● **Task to complete**:
Skip every picture and transcribe the remaining material exactly.

● **Given data**:

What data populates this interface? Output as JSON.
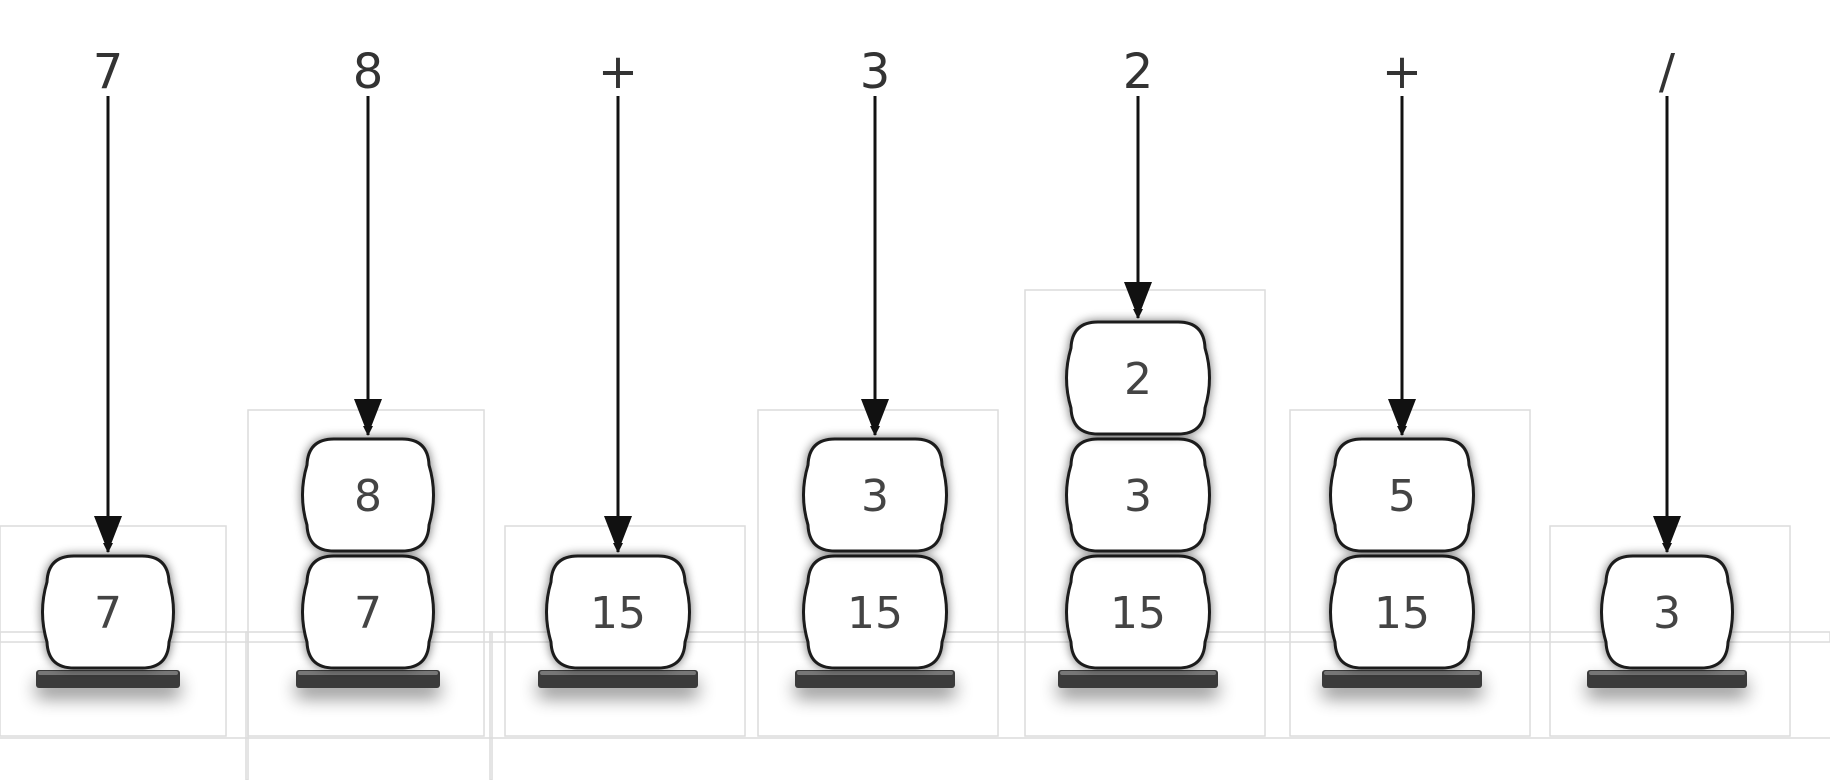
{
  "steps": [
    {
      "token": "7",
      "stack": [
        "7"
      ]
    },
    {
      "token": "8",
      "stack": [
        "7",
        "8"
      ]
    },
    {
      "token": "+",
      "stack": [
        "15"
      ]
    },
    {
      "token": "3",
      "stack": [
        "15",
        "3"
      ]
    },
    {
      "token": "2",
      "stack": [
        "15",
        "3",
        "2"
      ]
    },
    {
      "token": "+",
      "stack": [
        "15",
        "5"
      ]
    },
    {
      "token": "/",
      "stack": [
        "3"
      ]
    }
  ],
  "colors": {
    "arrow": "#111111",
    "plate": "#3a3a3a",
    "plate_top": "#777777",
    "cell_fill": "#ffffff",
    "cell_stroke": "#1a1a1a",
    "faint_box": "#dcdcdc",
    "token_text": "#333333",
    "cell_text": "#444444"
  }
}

● **Final result**:
What data populates this interface? Output as JSON.
{
  "steps": [
    {
      "token": "7",
      "stack": [
        "7"
      ]
    },
    {
      "token": "8",
      "stack": [
        "7",
        "8"
      ]
    },
    {
      "token": "+",
      "stack": [
        "15"
      ]
    },
    {
      "token": "3",
      "stack": [
        "15",
        "3"
      ]
    },
    {
      "token": "2",
      "stack": [
        "15",
        "3",
        "2"
      ]
    },
    {
      "token": "+",
      "stack": [
        "15",
        "5"
      ]
    },
    {
      "token": "/",
      "stack": [
        "3"
      ]
    }
  ],
  "colors": {
    "arrow": "#111111",
    "plate": "#3a3a3a",
    "plate_top": "#777777",
    "cell_fill": "#ffffff",
    "cell_stroke": "#1a1a1a",
    "faint_box": "#dcdcdc",
    "token_text": "#333333",
    "cell_text": "#444444"
  }
}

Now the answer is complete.